━━━━━ Data provided

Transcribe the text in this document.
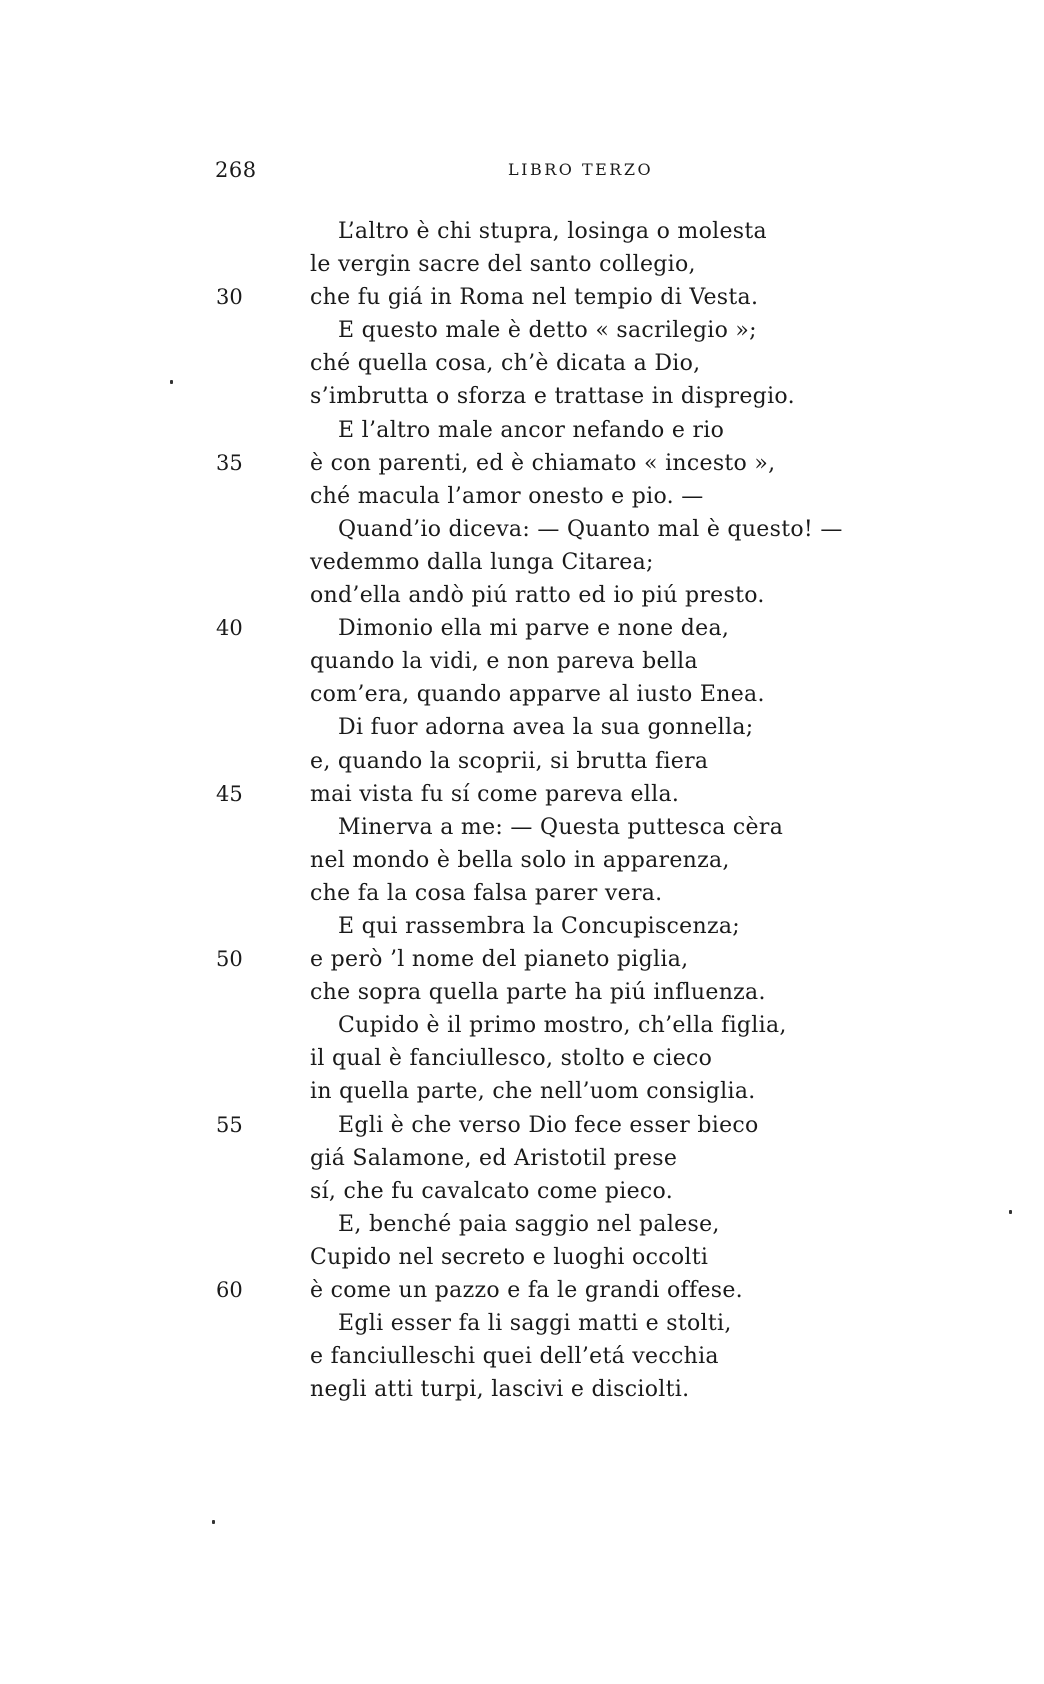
268	LIBRO TERZO
L’altro è chi stupra, losinga o molesta
le vergin sacre del santo collegio,
30	che fu giá in Roma nel tempio di Vesta.
E questo male è detto « sacrilegio »;
ché quella cosa, ch’è dicata a Dio,
s’imbrutta o sforza e trattase in dispregio.
E l’altro male ancor nefando e rio
35	è con parenti, ed è chiamato « incesto »,
ché macula l’amor onesto e pio. —
Quand’io diceva: — Quanto mal è questo! —
vedemmo dalla lunga Citarea;
ond’ella andò piú ratto ed io piú presto.
40	Dimonio ella mi parve e none dea,
quando la vidi, e non pareva bella
com’era, quando apparve al iusto Enea.
Di fuor adorna avea la sua gonnella;
e, quando la scoprii, si brutta fiera
45	mai vista fu sí come pareva ella.
Minerva a me: — Questa puttesca cèra
nel mondo è bella solo in apparenza,
che fa la cosa falsa parer vera.
E qui rassembra la Concupiscenza;
50	e però ’l nome del pianeto piglia,
che sopra quella parte ha piú influenza.
Cupido è il primo mostro, ch’ella figlia,
il qual è fanciullesco, stolto e cieco
in quella parte, che nell’uom consiglia.
55	Egli è che verso Dio fece esser bieco
giá Salamone, ed Aristotil prese
sí, che fu cavalcato come pieco.
E, benché paia saggio nel palese,
Cupido nel secreto e luoghi occolti
60	è come un pazzo e fa le grandi offese.
Egli esser fa li saggi matti e stolti,
e fanciulleschi quei dell’etá vecchia
negli atti turpi, lascivi e disciolti.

━━━━━━━━━━

**Task brief**
Go through the material above and print all of it exactly, except the pictures.

**Exercise solution**
Transcribe the text in this document.
268	LIBRO TERZO
L’altro è chi stupra, losinga o molesta
le vergin sacre del santo collegio,
30	che fu giá in Roma nel tempio di Vesta.
E questo male è detto « sacrilegio »;
ché quella cosa, ch’è dicata a Dio,
s’imbrutta o sforza e trattase in dispregio.
E l’altro male ancor nefando e rio
35	è con parenti, ed è chiamato « incesto »,
ché macula l’amor onesto e pio. —
Quand’io diceva: — Quanto mal è questo! —
vedemmo dalla lunga Citarea;
ond’ella andò piú ratto ed io piú presto.
40	Dimonio ella mi parve e none dea,
quando la vidi, e non pareva bella
com’era, quando apparve al iusto Enea.
Di fuor adorna avea la sua gonnella;
e, quando la scoprii, si brutta fiera
45	mai vista fu sí come pareva ella.
Minerva a me: — Questa puttesca cèra
nel mondo è bella solo in apparenza,
che fa la cosa falsa parer vera.
E qui rassembra la Concupiscenza;
50	e però ’l nome del pianeto piglia,
che sopra quella parte ha piú influenza.
Cupido è il primo mostro, ch’ella figlia,
il qual è fanciullesco, stolto e cieco
in quella parte, che nell’uom consiglia.
55	Egli è che verso Dio fece esser bieco
giá Salamone, ed Aristotil prese
sí, che fu cavalcato come pieco.
E, benché paia saggio nel palese,
Cupido nel secreto e luoghi occolti
60	è come un pazzo e fa le grandi offese.
Egli esser fa li saggi matti e stolti,
e fanciulleschi quei dell’etá vecchia
negli atti turpi, lascivi e disciolti.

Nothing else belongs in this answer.